(Required task) Gather every line that includes the word "TRACKING", please.

(Excerpts from a figure dataset)
▼

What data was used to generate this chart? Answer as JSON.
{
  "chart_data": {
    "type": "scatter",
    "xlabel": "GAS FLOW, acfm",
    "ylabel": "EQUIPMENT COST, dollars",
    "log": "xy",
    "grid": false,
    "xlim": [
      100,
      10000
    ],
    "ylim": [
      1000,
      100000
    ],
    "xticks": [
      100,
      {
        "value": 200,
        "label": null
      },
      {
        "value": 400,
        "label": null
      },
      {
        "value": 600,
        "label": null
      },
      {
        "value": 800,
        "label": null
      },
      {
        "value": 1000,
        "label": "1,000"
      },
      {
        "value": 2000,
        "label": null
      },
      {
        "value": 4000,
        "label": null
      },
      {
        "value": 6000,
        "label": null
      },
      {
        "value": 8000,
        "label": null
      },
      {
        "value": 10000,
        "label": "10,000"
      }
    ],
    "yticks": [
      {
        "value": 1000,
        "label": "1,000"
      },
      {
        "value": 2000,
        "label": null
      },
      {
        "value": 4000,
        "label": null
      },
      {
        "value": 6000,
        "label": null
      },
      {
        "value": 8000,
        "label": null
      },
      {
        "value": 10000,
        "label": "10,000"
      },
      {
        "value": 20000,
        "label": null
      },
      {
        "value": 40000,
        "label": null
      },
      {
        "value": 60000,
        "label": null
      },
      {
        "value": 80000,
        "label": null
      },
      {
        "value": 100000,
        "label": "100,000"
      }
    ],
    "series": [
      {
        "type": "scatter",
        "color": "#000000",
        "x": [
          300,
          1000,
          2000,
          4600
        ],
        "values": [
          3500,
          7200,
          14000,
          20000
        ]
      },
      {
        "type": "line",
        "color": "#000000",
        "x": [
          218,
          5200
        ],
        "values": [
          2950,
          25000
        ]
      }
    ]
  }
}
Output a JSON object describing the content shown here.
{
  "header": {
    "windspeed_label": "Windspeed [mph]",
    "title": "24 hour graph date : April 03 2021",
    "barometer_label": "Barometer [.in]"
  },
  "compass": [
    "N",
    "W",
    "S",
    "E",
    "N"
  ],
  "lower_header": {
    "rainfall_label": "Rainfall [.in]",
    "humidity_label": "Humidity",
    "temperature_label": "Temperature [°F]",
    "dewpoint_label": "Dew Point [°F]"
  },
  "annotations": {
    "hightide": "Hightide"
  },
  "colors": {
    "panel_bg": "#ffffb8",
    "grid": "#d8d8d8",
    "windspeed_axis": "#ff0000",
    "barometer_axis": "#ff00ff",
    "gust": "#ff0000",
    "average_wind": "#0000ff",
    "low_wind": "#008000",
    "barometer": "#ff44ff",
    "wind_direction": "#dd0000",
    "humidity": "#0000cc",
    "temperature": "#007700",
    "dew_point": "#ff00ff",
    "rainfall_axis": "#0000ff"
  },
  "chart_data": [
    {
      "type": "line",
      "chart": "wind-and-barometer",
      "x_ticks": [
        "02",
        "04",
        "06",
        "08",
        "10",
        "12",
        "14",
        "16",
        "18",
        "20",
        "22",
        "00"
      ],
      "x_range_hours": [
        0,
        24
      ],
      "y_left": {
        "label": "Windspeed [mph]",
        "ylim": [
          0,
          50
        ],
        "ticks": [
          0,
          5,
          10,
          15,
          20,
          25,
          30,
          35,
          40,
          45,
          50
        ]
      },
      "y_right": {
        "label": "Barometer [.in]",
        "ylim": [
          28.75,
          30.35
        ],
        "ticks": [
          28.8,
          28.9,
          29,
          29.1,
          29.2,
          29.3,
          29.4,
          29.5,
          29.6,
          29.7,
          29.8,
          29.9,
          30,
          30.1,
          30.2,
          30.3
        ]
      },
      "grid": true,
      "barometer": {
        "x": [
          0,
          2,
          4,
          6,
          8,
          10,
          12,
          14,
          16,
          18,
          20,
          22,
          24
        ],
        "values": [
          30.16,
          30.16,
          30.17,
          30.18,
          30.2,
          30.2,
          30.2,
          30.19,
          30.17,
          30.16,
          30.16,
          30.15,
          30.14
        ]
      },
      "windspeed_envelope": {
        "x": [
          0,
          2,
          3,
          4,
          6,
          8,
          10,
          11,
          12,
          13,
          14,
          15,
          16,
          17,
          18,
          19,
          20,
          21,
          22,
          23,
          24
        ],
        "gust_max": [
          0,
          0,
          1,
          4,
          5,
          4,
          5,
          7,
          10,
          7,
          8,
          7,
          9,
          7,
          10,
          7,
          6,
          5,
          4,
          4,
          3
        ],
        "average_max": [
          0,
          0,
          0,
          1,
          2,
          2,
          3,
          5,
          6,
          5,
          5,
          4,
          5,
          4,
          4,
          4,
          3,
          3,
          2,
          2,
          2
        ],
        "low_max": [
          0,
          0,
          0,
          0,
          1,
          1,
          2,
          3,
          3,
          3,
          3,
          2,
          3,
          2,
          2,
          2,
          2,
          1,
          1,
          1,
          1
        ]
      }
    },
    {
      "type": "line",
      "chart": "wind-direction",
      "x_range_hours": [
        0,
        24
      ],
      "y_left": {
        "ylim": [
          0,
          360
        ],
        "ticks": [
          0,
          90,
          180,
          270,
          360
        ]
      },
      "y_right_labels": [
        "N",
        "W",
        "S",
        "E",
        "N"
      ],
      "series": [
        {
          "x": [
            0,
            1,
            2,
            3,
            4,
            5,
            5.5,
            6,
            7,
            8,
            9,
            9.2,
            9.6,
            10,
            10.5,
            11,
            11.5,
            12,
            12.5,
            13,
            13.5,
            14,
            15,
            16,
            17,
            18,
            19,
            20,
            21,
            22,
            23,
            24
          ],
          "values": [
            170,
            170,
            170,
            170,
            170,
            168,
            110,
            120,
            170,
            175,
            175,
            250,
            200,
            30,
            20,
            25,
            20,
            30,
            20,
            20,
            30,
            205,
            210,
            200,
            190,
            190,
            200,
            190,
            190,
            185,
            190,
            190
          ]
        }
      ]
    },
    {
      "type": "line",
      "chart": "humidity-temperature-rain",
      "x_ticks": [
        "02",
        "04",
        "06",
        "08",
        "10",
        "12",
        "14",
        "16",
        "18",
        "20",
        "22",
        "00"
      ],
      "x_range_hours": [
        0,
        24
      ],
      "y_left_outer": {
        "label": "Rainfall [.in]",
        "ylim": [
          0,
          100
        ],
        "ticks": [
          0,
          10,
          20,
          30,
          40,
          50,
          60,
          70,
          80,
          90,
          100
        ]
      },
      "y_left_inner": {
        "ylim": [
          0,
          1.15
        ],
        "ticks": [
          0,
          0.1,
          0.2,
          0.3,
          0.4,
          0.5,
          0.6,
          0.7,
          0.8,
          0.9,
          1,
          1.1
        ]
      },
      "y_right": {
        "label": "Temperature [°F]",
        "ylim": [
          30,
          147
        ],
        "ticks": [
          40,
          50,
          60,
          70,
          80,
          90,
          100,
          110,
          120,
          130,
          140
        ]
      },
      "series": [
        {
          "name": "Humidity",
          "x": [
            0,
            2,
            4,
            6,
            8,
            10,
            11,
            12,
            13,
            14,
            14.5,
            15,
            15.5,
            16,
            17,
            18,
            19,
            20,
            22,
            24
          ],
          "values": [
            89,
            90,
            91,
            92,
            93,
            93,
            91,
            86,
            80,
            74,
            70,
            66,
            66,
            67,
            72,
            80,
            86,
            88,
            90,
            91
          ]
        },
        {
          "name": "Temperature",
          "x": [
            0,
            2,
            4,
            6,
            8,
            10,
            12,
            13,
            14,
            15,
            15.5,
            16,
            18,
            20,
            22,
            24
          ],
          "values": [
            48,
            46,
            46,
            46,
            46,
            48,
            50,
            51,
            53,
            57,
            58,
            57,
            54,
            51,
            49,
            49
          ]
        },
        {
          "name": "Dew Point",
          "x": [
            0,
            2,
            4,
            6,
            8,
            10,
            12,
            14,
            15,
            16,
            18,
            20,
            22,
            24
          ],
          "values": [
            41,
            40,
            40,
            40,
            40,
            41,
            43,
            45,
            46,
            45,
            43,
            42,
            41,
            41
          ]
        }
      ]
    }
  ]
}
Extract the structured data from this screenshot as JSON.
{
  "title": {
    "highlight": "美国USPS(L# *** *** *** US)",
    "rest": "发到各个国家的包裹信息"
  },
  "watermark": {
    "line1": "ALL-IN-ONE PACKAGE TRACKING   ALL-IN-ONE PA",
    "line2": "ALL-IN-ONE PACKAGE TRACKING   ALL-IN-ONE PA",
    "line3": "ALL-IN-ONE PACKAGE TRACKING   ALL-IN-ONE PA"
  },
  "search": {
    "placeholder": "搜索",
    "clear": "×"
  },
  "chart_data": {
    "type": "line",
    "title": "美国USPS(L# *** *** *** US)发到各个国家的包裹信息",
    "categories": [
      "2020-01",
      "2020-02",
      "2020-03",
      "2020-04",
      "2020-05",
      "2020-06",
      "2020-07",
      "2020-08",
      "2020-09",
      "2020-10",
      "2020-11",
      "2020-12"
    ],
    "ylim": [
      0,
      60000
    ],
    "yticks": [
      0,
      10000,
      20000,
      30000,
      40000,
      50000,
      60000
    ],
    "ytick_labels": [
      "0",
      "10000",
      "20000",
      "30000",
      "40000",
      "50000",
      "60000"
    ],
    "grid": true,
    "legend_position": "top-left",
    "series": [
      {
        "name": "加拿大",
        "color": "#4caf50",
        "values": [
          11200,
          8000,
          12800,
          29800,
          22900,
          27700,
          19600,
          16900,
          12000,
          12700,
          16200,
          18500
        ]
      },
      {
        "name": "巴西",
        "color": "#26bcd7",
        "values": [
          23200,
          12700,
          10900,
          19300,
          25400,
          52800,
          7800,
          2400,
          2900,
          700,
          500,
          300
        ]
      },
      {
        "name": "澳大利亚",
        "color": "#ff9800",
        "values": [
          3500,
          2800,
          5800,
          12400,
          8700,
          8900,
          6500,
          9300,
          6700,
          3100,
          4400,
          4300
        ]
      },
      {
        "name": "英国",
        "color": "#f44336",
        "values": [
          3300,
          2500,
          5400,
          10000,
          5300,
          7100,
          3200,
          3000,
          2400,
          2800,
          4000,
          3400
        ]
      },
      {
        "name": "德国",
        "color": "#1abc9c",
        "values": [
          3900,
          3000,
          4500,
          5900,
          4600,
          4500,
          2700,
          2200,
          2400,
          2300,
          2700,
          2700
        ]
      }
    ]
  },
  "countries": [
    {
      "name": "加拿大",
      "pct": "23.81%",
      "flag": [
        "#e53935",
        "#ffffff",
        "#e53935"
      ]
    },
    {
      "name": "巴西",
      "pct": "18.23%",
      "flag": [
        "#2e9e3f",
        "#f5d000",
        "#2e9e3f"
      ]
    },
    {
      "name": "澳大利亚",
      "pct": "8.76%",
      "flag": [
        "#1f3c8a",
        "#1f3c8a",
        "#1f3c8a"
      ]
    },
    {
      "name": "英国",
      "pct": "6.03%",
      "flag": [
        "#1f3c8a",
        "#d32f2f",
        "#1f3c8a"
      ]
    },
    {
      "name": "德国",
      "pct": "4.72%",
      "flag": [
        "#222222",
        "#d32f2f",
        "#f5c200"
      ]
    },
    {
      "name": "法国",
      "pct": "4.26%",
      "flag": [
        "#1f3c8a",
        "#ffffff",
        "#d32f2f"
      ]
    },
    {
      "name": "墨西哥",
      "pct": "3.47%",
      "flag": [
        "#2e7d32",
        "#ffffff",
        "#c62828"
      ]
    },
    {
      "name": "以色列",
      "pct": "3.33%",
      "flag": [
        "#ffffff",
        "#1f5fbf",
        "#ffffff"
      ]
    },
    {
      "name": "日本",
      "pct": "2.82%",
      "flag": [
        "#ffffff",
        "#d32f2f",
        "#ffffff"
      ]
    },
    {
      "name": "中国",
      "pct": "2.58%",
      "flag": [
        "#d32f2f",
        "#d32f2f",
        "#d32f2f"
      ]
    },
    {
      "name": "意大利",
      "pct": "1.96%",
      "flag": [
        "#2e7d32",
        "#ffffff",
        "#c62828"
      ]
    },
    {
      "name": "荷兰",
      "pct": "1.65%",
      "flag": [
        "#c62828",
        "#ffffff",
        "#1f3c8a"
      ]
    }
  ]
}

▲

(Answer to this exercise)
    "line1": "ALL-IN-ONE PACKAGE TRACKING   ALL-IN-ONE PA",
    "line2": "ALL-IN-ONE PACKAGE TRACKING   ALL-IN-ONE PA",
    "line3": "ALL-IN-ONE PACKAGE TRACKING   ALL-IN-ONE PA"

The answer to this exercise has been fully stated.